> SOURCE MATERIAL
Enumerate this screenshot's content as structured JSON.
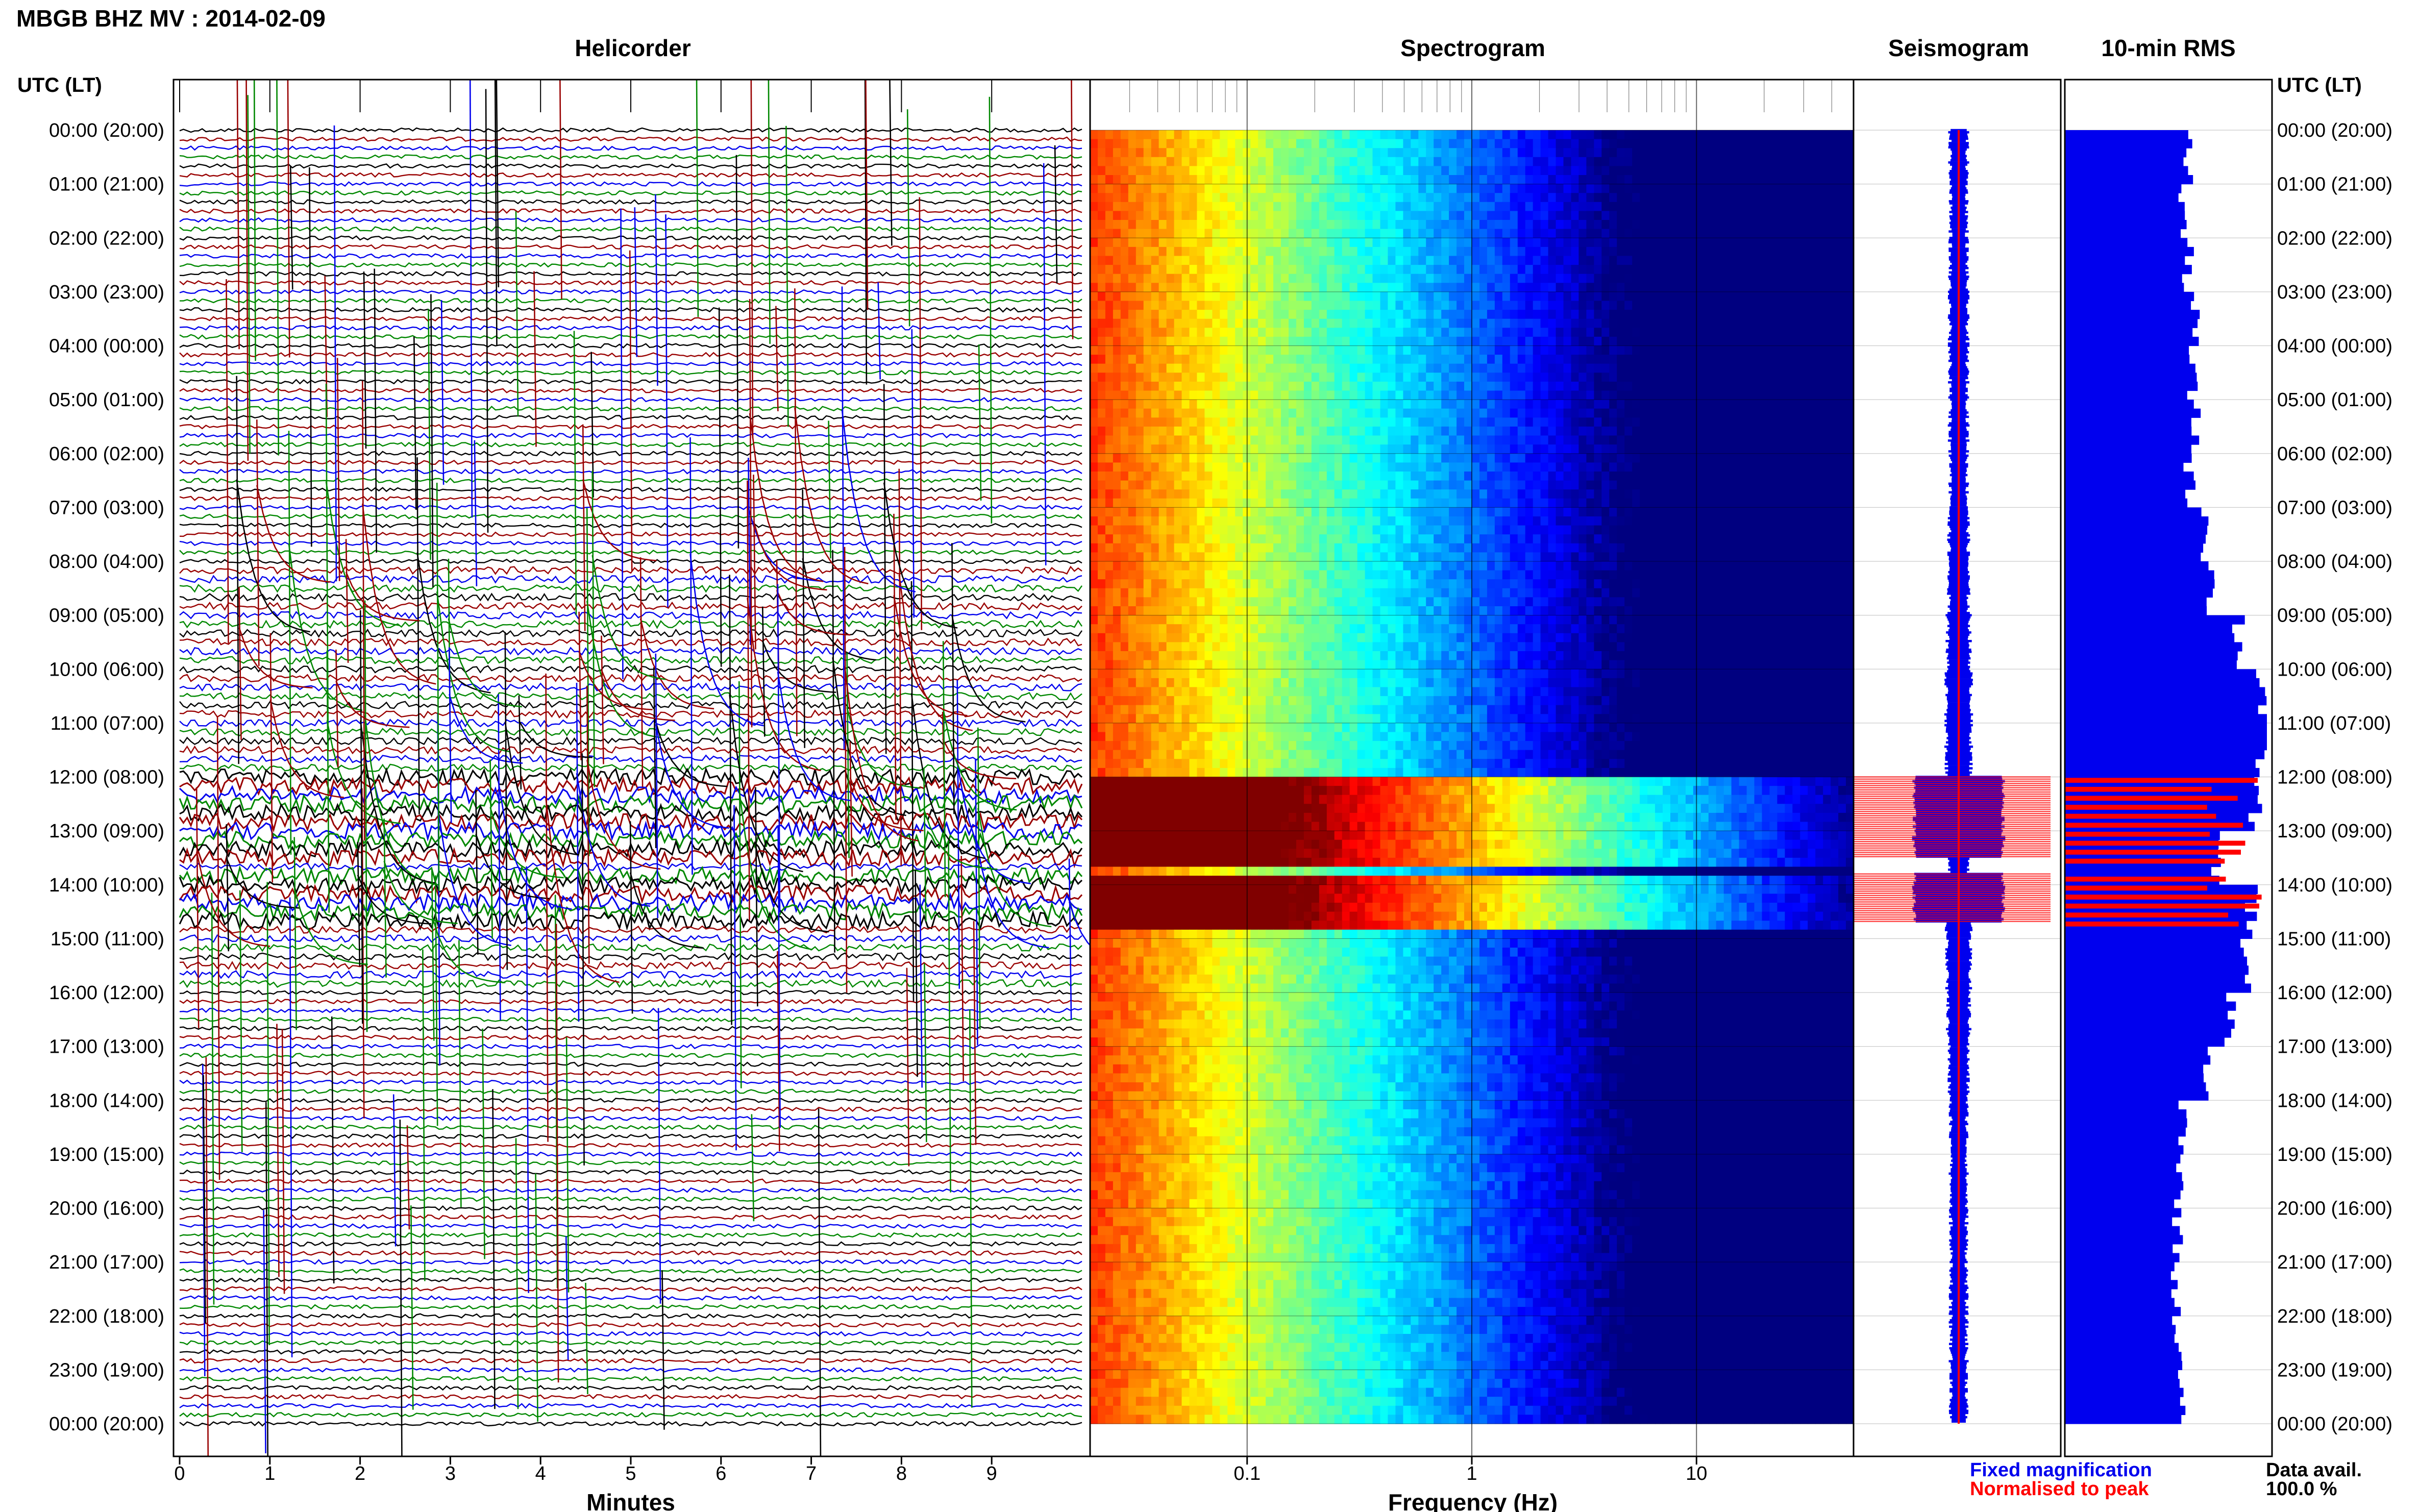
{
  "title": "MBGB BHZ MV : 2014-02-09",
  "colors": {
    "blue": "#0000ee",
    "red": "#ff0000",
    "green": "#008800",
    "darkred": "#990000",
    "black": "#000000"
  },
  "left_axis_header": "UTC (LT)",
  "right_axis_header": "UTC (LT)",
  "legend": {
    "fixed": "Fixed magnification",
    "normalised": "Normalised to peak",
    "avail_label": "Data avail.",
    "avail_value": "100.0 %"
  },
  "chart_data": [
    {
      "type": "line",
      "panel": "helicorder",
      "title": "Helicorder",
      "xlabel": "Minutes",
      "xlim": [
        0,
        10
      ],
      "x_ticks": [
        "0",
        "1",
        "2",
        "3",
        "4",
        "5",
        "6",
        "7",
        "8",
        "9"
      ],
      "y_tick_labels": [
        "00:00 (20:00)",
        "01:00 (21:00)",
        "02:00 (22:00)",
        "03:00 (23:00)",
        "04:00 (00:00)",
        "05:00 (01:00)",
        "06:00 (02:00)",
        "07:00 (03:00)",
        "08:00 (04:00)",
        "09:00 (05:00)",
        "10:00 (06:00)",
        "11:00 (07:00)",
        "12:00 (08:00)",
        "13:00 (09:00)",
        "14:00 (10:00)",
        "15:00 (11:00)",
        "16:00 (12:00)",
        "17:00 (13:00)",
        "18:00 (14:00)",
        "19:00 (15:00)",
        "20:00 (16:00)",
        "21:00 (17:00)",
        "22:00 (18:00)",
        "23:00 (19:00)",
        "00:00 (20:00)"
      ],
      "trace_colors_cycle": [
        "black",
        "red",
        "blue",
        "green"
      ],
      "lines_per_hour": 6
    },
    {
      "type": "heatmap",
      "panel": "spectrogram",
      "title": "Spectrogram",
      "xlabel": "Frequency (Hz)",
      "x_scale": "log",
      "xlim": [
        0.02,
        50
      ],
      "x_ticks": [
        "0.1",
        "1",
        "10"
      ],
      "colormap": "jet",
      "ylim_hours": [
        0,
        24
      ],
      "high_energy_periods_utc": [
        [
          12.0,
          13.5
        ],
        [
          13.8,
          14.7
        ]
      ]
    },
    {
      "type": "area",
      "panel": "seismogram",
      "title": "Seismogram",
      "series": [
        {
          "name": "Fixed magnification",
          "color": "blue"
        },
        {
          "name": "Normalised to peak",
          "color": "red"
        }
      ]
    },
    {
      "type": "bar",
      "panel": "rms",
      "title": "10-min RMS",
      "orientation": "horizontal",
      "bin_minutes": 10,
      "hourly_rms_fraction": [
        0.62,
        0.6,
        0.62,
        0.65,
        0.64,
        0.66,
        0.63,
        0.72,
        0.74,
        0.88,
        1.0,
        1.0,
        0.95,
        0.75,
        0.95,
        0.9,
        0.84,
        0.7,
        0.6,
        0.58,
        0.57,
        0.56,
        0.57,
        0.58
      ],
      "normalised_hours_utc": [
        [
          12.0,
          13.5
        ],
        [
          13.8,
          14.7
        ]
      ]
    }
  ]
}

> EXERCISE DIRECTIONS
Read through the lines above and collect those that contain the string "type".

> ANSWER TO THIS EXERCISE
      "type": "line",
      "type": "heatmap",
      "type": "area",
      "type": "bar",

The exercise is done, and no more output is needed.